Extracted material:
□ □ □ □ □
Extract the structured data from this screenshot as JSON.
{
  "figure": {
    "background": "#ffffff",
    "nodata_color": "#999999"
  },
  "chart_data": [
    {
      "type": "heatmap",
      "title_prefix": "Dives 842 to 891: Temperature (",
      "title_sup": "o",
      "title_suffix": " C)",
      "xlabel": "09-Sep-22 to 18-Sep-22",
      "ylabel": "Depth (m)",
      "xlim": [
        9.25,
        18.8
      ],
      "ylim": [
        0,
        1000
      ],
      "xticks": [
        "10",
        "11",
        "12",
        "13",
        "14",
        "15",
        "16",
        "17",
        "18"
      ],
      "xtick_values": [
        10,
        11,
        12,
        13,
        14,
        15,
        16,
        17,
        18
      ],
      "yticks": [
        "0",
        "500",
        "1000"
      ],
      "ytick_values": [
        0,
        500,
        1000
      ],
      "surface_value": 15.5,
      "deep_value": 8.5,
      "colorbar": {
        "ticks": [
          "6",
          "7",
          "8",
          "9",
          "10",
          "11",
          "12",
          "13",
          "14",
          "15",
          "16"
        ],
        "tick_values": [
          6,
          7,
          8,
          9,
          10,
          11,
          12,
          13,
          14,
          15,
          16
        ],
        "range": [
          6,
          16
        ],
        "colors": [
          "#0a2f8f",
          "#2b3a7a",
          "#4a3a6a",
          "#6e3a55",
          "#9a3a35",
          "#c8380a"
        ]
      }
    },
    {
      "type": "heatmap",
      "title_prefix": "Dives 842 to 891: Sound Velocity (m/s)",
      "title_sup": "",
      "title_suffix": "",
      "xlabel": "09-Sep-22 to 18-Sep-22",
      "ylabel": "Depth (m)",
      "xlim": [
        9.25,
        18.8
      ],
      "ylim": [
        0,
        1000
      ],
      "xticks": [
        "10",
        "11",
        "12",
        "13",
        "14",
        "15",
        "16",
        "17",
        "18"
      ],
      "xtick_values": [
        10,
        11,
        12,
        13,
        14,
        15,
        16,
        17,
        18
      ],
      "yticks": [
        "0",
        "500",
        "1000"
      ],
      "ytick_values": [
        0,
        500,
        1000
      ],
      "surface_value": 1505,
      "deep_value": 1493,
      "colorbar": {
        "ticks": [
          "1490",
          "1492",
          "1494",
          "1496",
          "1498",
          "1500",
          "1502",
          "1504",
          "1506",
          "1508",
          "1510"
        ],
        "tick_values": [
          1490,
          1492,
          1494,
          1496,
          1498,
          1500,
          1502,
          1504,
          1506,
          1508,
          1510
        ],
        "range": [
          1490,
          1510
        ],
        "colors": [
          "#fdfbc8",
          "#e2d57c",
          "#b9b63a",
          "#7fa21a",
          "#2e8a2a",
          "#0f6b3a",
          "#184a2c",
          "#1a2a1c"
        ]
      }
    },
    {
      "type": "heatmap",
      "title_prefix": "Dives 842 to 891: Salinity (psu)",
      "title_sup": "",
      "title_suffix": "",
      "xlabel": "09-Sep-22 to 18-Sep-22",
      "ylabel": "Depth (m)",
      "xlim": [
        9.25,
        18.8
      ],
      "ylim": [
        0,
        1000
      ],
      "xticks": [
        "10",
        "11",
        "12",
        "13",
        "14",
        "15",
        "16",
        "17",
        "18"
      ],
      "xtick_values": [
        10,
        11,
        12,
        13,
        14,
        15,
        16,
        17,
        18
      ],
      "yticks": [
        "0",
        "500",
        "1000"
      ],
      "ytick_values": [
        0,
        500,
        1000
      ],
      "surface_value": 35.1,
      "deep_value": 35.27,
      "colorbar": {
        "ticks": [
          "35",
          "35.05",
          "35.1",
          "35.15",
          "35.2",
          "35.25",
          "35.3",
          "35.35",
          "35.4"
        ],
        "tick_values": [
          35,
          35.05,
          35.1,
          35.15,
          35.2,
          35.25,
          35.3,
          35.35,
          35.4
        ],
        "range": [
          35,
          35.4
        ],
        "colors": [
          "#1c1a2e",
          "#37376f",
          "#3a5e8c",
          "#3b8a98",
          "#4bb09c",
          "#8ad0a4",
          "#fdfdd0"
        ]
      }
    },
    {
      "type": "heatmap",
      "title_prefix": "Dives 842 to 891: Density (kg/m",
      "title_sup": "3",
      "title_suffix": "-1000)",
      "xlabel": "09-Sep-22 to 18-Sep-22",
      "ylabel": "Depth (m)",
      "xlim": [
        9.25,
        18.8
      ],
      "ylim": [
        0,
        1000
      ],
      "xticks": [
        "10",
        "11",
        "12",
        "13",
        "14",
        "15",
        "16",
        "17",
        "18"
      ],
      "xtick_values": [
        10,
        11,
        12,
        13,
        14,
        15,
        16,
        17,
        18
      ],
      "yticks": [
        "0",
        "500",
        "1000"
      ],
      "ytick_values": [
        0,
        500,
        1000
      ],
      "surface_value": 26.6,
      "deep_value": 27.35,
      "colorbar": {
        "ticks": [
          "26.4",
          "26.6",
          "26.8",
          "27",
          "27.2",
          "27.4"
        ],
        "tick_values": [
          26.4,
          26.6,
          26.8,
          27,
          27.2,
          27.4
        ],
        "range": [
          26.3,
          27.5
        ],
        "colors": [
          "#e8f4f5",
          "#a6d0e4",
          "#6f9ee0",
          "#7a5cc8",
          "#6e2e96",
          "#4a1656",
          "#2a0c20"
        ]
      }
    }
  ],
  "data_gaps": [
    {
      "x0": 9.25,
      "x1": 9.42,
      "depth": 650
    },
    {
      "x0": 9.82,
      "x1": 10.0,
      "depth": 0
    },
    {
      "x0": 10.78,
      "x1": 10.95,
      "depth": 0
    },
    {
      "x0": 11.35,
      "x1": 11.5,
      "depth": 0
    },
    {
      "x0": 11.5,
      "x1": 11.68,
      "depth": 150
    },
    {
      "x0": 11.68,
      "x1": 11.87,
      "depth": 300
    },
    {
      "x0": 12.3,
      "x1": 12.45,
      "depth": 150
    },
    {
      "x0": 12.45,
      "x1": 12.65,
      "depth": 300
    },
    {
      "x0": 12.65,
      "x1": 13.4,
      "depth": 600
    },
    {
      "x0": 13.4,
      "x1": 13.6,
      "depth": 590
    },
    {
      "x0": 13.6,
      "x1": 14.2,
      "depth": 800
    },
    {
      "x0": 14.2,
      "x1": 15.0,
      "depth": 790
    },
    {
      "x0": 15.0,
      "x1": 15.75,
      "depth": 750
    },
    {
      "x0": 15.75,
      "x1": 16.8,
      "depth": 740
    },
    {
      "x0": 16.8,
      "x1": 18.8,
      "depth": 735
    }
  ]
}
□ □ □ □ □
Short task: Write the listing out again, exactly as shown above.

Solution to the problem:
Extract the structured data from this screenshot as JSON.
{
  "figure": {
    "background": "#ffffff",
    "nodata_color": "#999999"
  },
  "chart_data": [
    {
      "type": "heatmap",
      "title_prefix": "Dives 842 to 891: Temperature (",
      "title_sup": "o",
      "title_suffix": " C)",
      "xlabel": "09-Sep-22 to 18-Sep-22",
      "ylabel": "Depth (m)",
      "xlim": [
        9.25,
        18.8
      ],
      "ylim": [
        0,
        1000
      ],
      "xticks": [
        "10",
        "11",
        "12",
        "13",
        "14",
        "15",
        "16",
        "17",
        "18"
      ],
      "xtick_values": [
        10,
        11,
        12,
        13,
        14,
        15,
        16,
        17,
        18
      ],
      "yticks": [
        "0",
        "500",
        "1000"
      ],
      "ytick_values": [
        0,
        500,
        1000
      ],
      "surface_value": 15.5,
      "deep_value": 8.5,
      "colorbar": {
        "ticks": [
          "6",
          "7",
          "8",
          "9",
          "10",
          "11",
          "12",
          "13",
          "14",
          "15",
          "16"
        ],
        "tick_values": [
          6,
          7,
          8,
          9,
          10,
          11,
          12,
          13,
          14,
          15,
          16
        ],
        "range": [
          6,
          16
        ],
        "colors": [
          "#0a2f8f",
          "#2b3a7a",
          "#4a3a6a",
          "#6e3a55",
          "#9a3a35",
          "#c8380a"
        ]
      }
    },
    {
      "type": "heatmap",
      "title_prefix": "Dives 842 to 891: Sound Velocity (m/s)",
      "title_sup": "",
      "title_suffix": "",
      "xlabel": "09-Sep-22 to 18-Sep-22",
      "ylabel": "Depth (m)",
      "xlim": [
        9.25,
        18.8
      ],
      "ylim": [
        0,
        1000
      ],
      "xticks": [
        "10",
        "11",
        "12",
        "13",
        "14",
        "15",
        "16",
        "17",
        "18"
      ],
      "xtick_values": [
        10,
        11,
        12,
        13,
        14,
        15,
        16,
        17,
        18
      ],
      "yticks": [
        "0",
        "500",
        "1000"
      ],
      "ytick_values": [
        0,
        500,
        1000
      ],
      "surface_value": 1505,
      "deep_value": 1493,
      "colorbar": {
        "ticks": [
          "1490",
          "1492",
          "1494",
          "1496",
          "1498",
          "1500",
          "1502",
          "1504",
          "1506",
          "1508",
          "1510"
        ],
        "tick_values": [
          1490,
          1492,
          1494,
          1496,
          1498,
          1500,
          1502,
          1504,
          1506,
          1508,
          1510
        ],
        "range": [
          1490,
          1510
        ],
        "colors": [
          "#fdfbc8",
          "#e2d57c",
          "#b9b63a",
          "#7fa21a",
          "#2e8a2a",
          "#0f6b3a",
          "#184a2c",
          "#1a2a1c"
        ]
      }
    },
    {
      "type": "heatmap",
      "title_prefix": "Dives 842 to 891: Salinity (psu)",
      "title_sup": "",
      "title_suffix": "",
      "xlabel": "09-Sep-22 to 18-Sep-22",
      "ylabel": "Depth (m)",
      "xlim": [
        9.25,
        18.8
      ],
      "ylim": [
        0,
        1000
      ],
      "xticks": [
        "10",
        "11",
        "12",
        "13",
        "14",
        "15",
        "16",
        "17",
        "18"
      ],
      "xtick_values": [
        10,
        11,
        12,
        13,
        14,
        15,
        16,
        17,
        18
      ],
      "yticks": [
        "0",
        "500",
        "1000"
      ],
      "ytick_values": [
        0,
        500,
        1000
      ],
      "surface_value": 35.1,
      "deep_value": 35.27,
      "colorbar": {
        "ticks": [
          "35",
          "35.05",
          "35.1",
          "35.15",
          "35.2",
          "35.25",
          "35.3",
          "35.35",
          "35.4"
        ],
        "tick_values": [
          35,
          35.05,
          35.1,
          35.15,
          35.2,
          35.25,
          35.3,
          35.35,
          35.4
        ],
        "range": [
          35,
          35.4
        ],
        "colors": [
          "#1c1a2e",
          "#37376f",
          "#3a5e8c",
          "#3b8a98",
          "#4bb09c",
          "#8ad0a4",
          "#fdfdd0"
        ]
      }
    },
    {
      "type": "heatmap",
      "title_prefix": "Dives 842 to 891: Density (kg/m",
      "title_sup": "3",
      "title_suffix": "-1000)",
      "xlabel": "09-Sep-22 to 18-Sep-22",
      "ylabel": "Depth (m)",
      "xlim": [
        9.25,
        18.8
      ],
      "ylim": [
        0,
        1000
      ],
      "xticks": [
        "10",
        "11",
        "12",
        "13",
        "14",
        "15",
        "16",
        "17",
        "18"
      ],
      "xtick_values": [
        10,
        11,
        12,
        13,
        14,
        15,
        16,
        17,
        18
      ],
      "yticks": [
        "0",
        "500",
        "1000"
      ],
      "ytick_values": [
        0,
        500,
        1000
      ],
      "surface_value": 26.6,
      "deep_value": 27.35,
      "colorbar": {
        "ticks": [
          "26.4",
          "26.6",
          "26.8",
          "27",
          "27.2",
          "27.4"
        ],
        "tick_values": [
          26.4,
          26.6,
          26.8,
          27,
          27.2,
          27.4
        ],
        "range": [
          26.3,
          27.5
        ],
        "colors": [
          "#e8f4f5",
          "#a6d0e4",
          "#6f9ee0",
          "#7a5cc8",
          "#6e2e96",
          "#4a1656",
          "#2a0c20"
        ]
      }
    }
  ],
  "data_gaps": [
    {
      "x0": 9.25,
      "x1": 9.42,
      "depth": 650
    },
    {
      "x0": 9.82,
      "x1": 10.0,
      "depth": 0
    },
    {
      "x0": 10.78,
      "x1": 10.95,
      "depth": 0
    },
    {
      "x0": 11.35,
      "x1": 11.5,
      "depth": 0
    },
    {
      "x0": 11.5,
      "x1": 11.68,
      "depth": 150
    },
    {
      "x0": 11.68,
      "x1": 11.87,
      "depth": 300
    },
    {
      "x0": 12.3,
      "x1": 12.45,
      "depth": 150
    },
    {
      "x0": 12.45,
      "x1": 12.65,
      "depth": 300
    },
    {
      "x0": 12.65,
      "x1": 13.4,
      "depth": 600
    },
    {
      "x0": 13.4,
      "x1": 13.6,
      "depth": 590
    },
    {
      "x0": 13.6,
      "x1": 14.2,
      "depth": 800
    },
    {
      "x0": 14.2,
      "x1": 15.0,
      "depth": 790
    },
    {
      "x0": 15.0,
      "x1": 15.75,
      "depth": 750
    },
    {
      "x0": 15.75,
      "x1": 16.8,
      "depth": 740
    },
    {
      "x0": 16.8,
      "x1": 18.8,
      "depth": 735
    }
  ]
}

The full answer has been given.